■ STATED EXERCISE: Print every entry word for word, but omit the pictures.

[Stored data]
___

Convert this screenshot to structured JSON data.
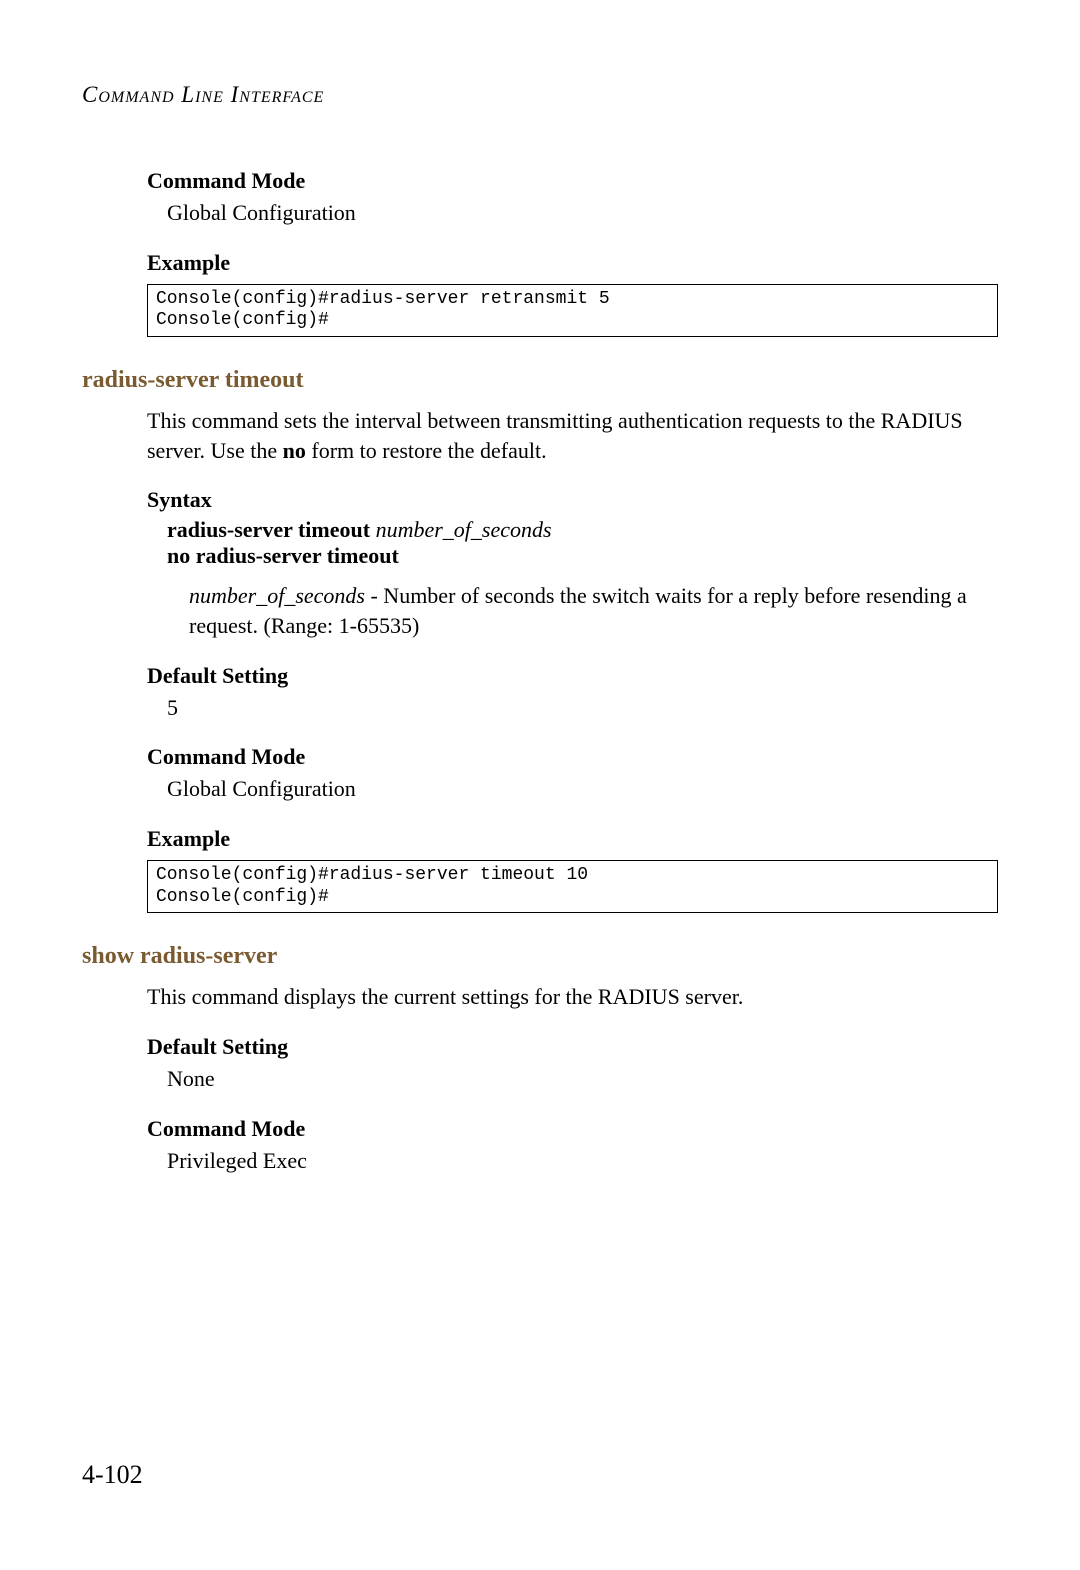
{
  "running_head": "Command Line Interface",
  "section1": {
    "cmdmode_label": "Command Mode",
    "cmdmode_value": "Global Configuration",
    "example_label": "Example",
    "code": "Console(config)#radius-server retransmit 5\nConsole(config)#"
  },
  "section2": {
    "heading": "radius-server timeout",
    "desc_part1": "This command sets the interval between transmitting authentication requests to the RADIUS server. Use the ",
    "desc_bold": "no",
    "desc_part2": " form to restore the default.",
    "syntax_label": "Syntax",
    "syntax_cmd_bold": "radius-server timeout",
    "syntax_cmd_ital": "number_of_seconds",
    "syntax_no": "no radius-server timeout",
    "param_ital": "number_of_seconds",
    "param_desc": " - Number of seconds the switch waits for a reply before resending a request. (Range: 1-65535)",
    "default_label": "Default Setting",
    "default_value": "5",
    "cmdmode_label": "Command Mode",
    "cmdmode_value": "Global Configuration",
    "example_label": "Example",
    "code": "Console(config)#radius-server timeout 10\nConsole(config)#"
  },
  "section3": {
    "heading": "show radius-server",
    "desc": "This command displays the current settings for the RADIUS server.",
    "default_label": "Default Setting",
    "default_value": "None",
    "cmdmode_label": "Command Mode",
    "cmdmode_value": "Privileged Exec"
  },
  "page_number": "4-102"
}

___

■ WORKED ANSWER:
Convert this screenshot to structured JSON data.
{
  "running_head": "Command Line Interface",
  "section1": {
    "cmdmode_label": "Command Mode",
    "cmdmode_value": "Global Configuration",
    "example_label": "Example",
    "code": "Console(config)#radius-server retransmit 5\nConsole(config)#"
  },
  "section2": {
    "heading": "radius-server timeout",
    "desc_part1": "This command sets the interval between transmitting authentication requests to the RADIUS server. Use the ",
    "desc_bold": "no",
    "desc_part2": " form to restore the default.",
    "syntax_label": "Syntax",
    "syntax_cmd_bold": "radius-server timeout",
    "syntax_cmd_ital": "number_of_seconds",
    "syntax_no": "no radius-server timeout",
    "param_ital": "number_of_seconds",
    "param_desc": " - Number of seconds the switch waits for a reply before resending a request. (Range: 1-65535)",
    "default_label": "Default Setting",
    "default_value": "5",
    "cmdmode_label": "Command Mode",
    "cmdmode_value": "Global Configuration",
    "example_label": "Example",
    "code": "Console(config)#radius-server timeout 10\nConsole(config)#"
  },
  "section3": {
    "heading": "show radius-server",
    "desc": "This command displays the current settings for the RADIUS server.",
    "default_label": "Default Setting",
    "default_value": "None",
    "cmdmode_label": "Command Mode",
    "cmdmode_value": "Privileged Exec"
  },
  "page_number": "4-102"
}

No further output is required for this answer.